## Problem to solve
Reply with one number: how many lines contain the word "Abbess".

## Raw data

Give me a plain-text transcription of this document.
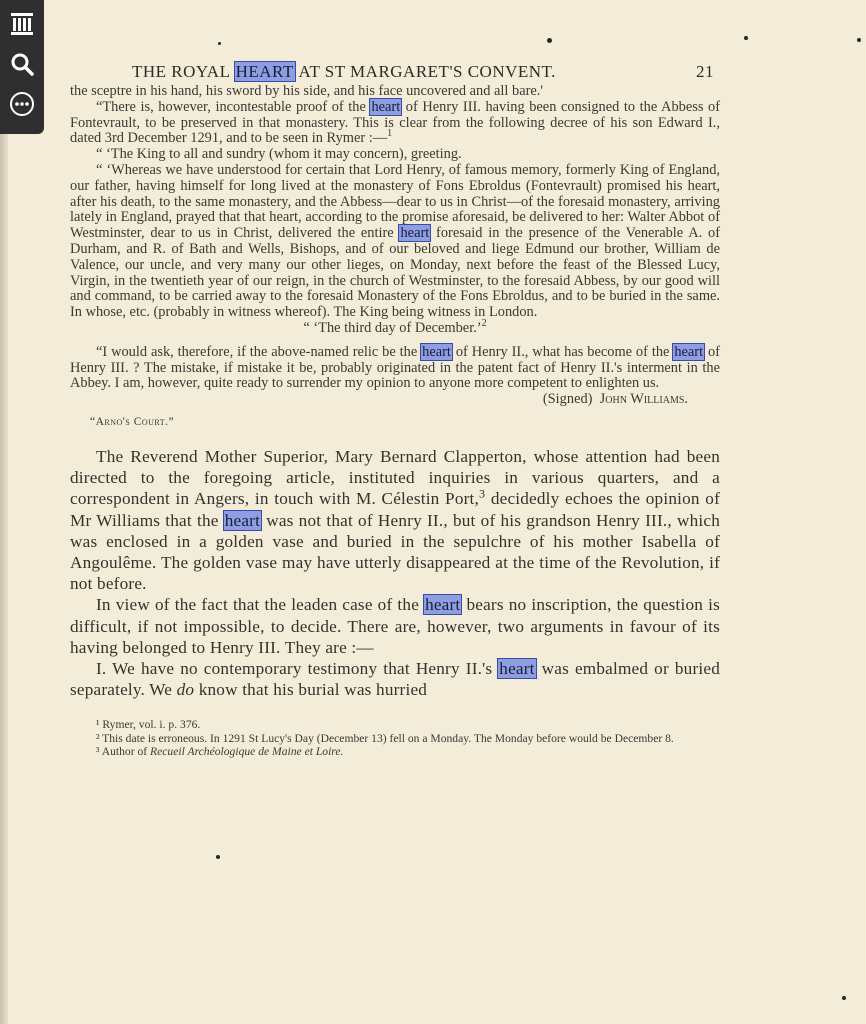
THE ROYAL HEART AT ST MARGARET'S CONVENT.	21

the sceptre in his hand, his sword by his side, and his face uncovered and all bare.'

“There is, however, incontestable proof of the heart of Henry III. having been consigned to the Abbess of Fontevrault, to be preserved in that monastery. This is clear from the following decree of his son Edward I., dated 3rd December 1291, and to be seen in Rymer :—$^1$

“ ‘The King to all and sundry (whom it may concern), greeting.

“ ‘Whereas we have understood for certain that Lord Henry, of famous memory, formerly King of England, our father, having himself for long lived at the monastery of Fons Ebroldus (Fontevrault) promised his heart, after his death, to the same monastery, and the Abbess—dear to us in Christ—of the foresaid monastery, arriving lately in England, prayed that that heart, according to the promise aforesaid, be delivered to her: Walter Abbot of Westminster, dear to us in Christ, delivered the entire heart foresaid in the presence of the Venerable A. of Durham, and R. of Bath and Wells, Bishops, and of our beloved and liege Edmund our brother, William de Valence, our uncle, and very many our other lieges, on Monday, next before the feast of the Blessed Lucy, Virgin, in the twentieth year of our reign, in the church of Westminster, to the foresaid Abbess, by our good will and command, to be carried away to the foresaid Monastery of the Fons Ebroldus, and to be buried in the same. In whose, etc. (probably in witness whereof). The King being witness in London.

“ ‘The third day of December.’$^2$

“I would ask, therefore, if the above-named relic be the heart of Henry II., what has become of the heart of Henry III. ? The mistake, if mistake it be, probably originated in the patent fact of Henry II.'s interment in the Abbey. I am, however, quite ready to surrender my opinion to anyone more competent to enlighten us.

(Signed) John Williams.

“Arno's Court.”

The Reverend Mother Superior, Mary Bernard Clapperton, whose attention had been directed to the foregoing article, instituted inquiries in various quarters, and a correspondent in Angers, in touch with M. Célestin Port,$^3$ decidedly echoes the opinion of Mr Williams that the heart was not that of Henry II., but of his grandson Henry III., which was enclosed in a golden vase and buried in the sepulchre of his mother Isabella of Angoulême. The golden vase may have utterly disappeared at the time of the Revolution, if not before.

In view of the fact that the leaden case of the heart bears no inscription, the question is difficult, if not impossible, to decide. There are, however, two arguments in favour of its having belonged to Henry III. They are :—

I. We have no contemporary testimony that Henry II.'s heart was embalmed or buried separately. We do know that his burial was hurried

¹ Rymer, vol. i. p. 376.

² This date is erroneous. In 1291 St Lucy's Day (December 13) fell on a Monday. The Monday before would be December 8.

³ Author of Recueil Archéologique de Maine et Loire.
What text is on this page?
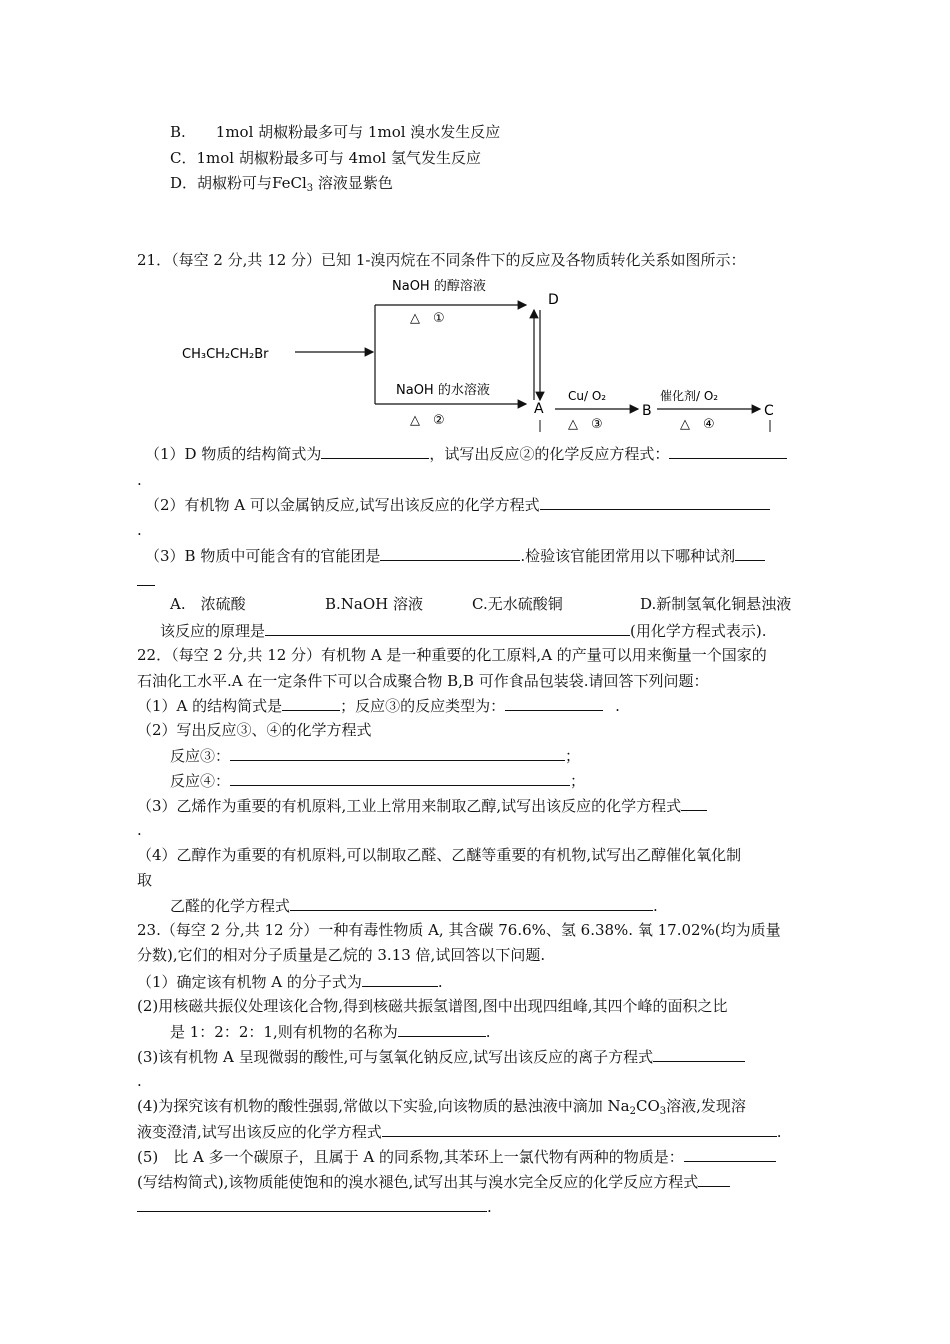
B.　　1mol 胡椒粉最多可与 1mol 溴水发生反应
C．1mol 胡椒粉最多可与 4mol 氢气发生反应
D．胡椒粉可与FeCl$_3$ 溶液显紫色
21．（每空 2 分,共 12 分）已知 1-溴丙烷在不同条件下的反应及各物质转化关系如图所示：
CH₃CH₂CH₂Br
NaOH 的醇溶液
△　①
NaOH 的水溶液
△　②
D
A
Cu/ O₂
△　③
B
催化剂/ O₂
△　④
C
（1）D 物质的结构简式为	，试写出反应②的化学反应方程式：
.
（2）有机物 A 可以金属钠反应,试写出该反应的化学方程式
.
（3）B 物质中可能含有的官能团是	.检验该官能团常用以下哪种试剂
A.　浓硫酸	B.NaOH 溶液	C.无水硫酸铜	D.新制氢氧化铜悬浊液
该反应的原理是	(用化学方程式表示).
22．（每空 2 分,共 12 分）有机物 A 是一种重要的化工原料,A 的产量可以用来衡量一个国家的
石油化工水平.A 在一定条件下可以合成聚合物 B,B 可作食品包装袋.请回答下列问题：
（1）A 的结构简式是	；反应③的反应类型为：	.
（2）写出反应③、④的化学方程式
反应③：	；
反应④：	；
（3）乙烯作为重要的有机原料,工业上常用来制取乙醇,试写出该反应的化学方程式
.
（4）乙醇作为重要的有机原料,可以制取乙醛、乙醚等重要的有机物,试写出乙醇催化氧化制
取
乙醛的化学方程式	.
23.（每空 2 分,共 12 分）一种有毒性物质 A, 其含碳 76.6%、氢 6.38%. 氧 17.02%(均为质量
分数),它们的相对分子质量是乙烷的 3.13 倍,试回答以下问题.
（1）确定该有机物 A 的分子式为	.
(2)用核磁共振仪处理该化合物,得到核磁共振氢谱图,图中出现四组峰,其四个峰的面积之比
是 1：2：2：1,则有机物的名称为	.
(3)该有机物 A 呈现微弱的酸性,可与氢氧化钠反应,试写出该反应的离子方程式
.
(4)为探究该有机物的酸性强弱,常做以下实验,向该物质的悬浊液中滴加 $Na_2CO_3$溶液,发现溶
液变澄清,试写出该反应的化学方程式	.
(5)　比 A 多一个碳原子，且属于 A 的同系物,其苯环上一氯代物有两种的物质是：
(写结构简式),该物质能使饱和的溴水褪色,试写出其与溴水完全反应的化学反应方程式
.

## Expected output
2